» TASK INSTRUCTIONS: Extract each line of the material that follows exactly and omit its pictures.

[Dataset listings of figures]

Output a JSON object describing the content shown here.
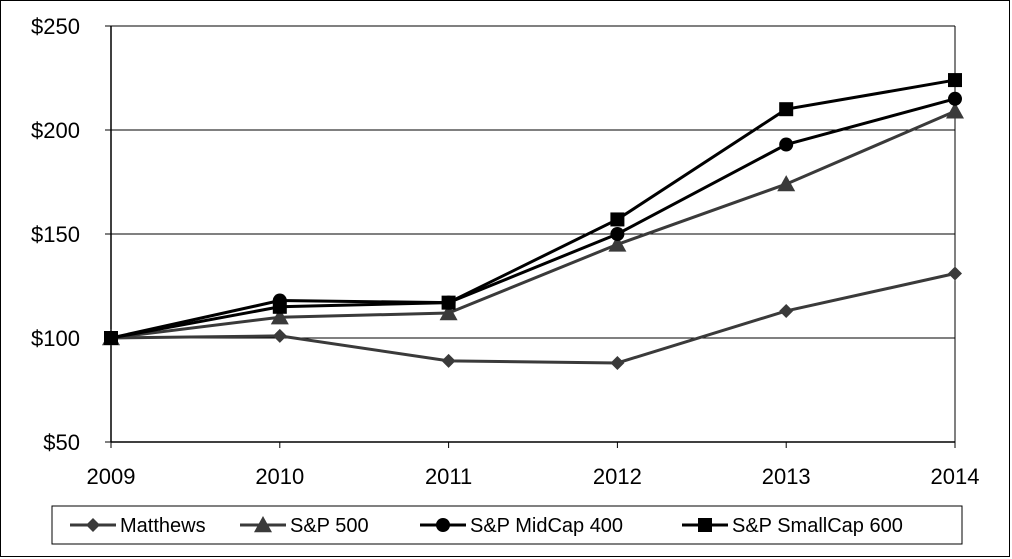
{
  "chart_data": {
    "type": "line",
    "title": "",
    "xlabel": "",
    "ylabel": "",
    "categories": [
      "2009",
      "2010",
      "2011",
      "2012",
      "2013",
      "2014"
    ],
    "ylim": [
      50,
      250
    ],
    "yticks": [
      50,
      100,
      150,
      200,
      250
    ],
    "ytick_labels": [
      "$50",
      "$100",
      "$150",
      "$200",
      "$250"
    ],
    "grid": "horizontal",
    "legend_position": "bottom",
    "series": [
      {
        "name": "Matthews",
        "marker": "diamond",
        "color": "#3a3a3a",
        "values": [
          100,
          101,
          89,
          88,
          113,
          131
        ]
      },
      {
        "name": "S&P 500",
        "marker": "triangle",
        "color": "#3a3a3a",
        "values": [
          100,
          110,
          112,
          145,
          174,
          209
        ]
      },
      {
        "name": "S&P MidCap 400",
        "marker": "circle",
        "color": "#000000",
        "values": [
          100,
          118,
          117,
          150,
          193,
          215
        ]
      },
      {
        "name": "S&P SmallCap 600",
        "marker": "square",
        "color": "#000000",
        "values": [
          100,
          115,
          117,
          157,
          210,
          224
        ]
      }
    ]
  }
}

» TASK SOLUTION:
Output a JSON object describing the content shown here.
{
  "chart_data": {
    "type": "line",
    "title": "",
    "xlabel": "",
    "ylabel": "",
    "categories": [
      "2009",
      "2010",
      "2011",
      "2012",
      "2013",
      "2014"
    ],
    "ylim": [
      50,
      250
    ],
    "yticks": [
      50,
      100,
      150,
      200,
      250
    ],
    "ytick_labels": [
      "$50",
      "$100",
      "$150",
      "$200",
      "$250"
    ],
    "grid": "horizontal",
    "legend_position": "bottom",
    "series": [
      {
        "name": "Matthews",
        "marker": "diamond",
        "color": "#3a3a3a",
        "values": [
          100,
          101,
          89,
          88,
          113,
          131
        ]
      },
      {
        "name": "S&P 500",
        "marker": "triangle",
        "color": "#3a3a3a",
        "values": [
          100,
          110,
          112,
          145,
          174,
          209
        ]
      },
      {
        "name": "S&P MidCap 400",
        "marker": "circle",
        "color": "#000000",
        "values": [
          100,
          118,
          117,
          150,
          193,
          215
        ]
      },
      {
        "name": "S&P SmallCap 600",
        "marker": "square",
        "color": "#000000",
        "values": [
          100,
          115,
          117,
          157,
          210,
          224
        ]
      }
    ]
  }
}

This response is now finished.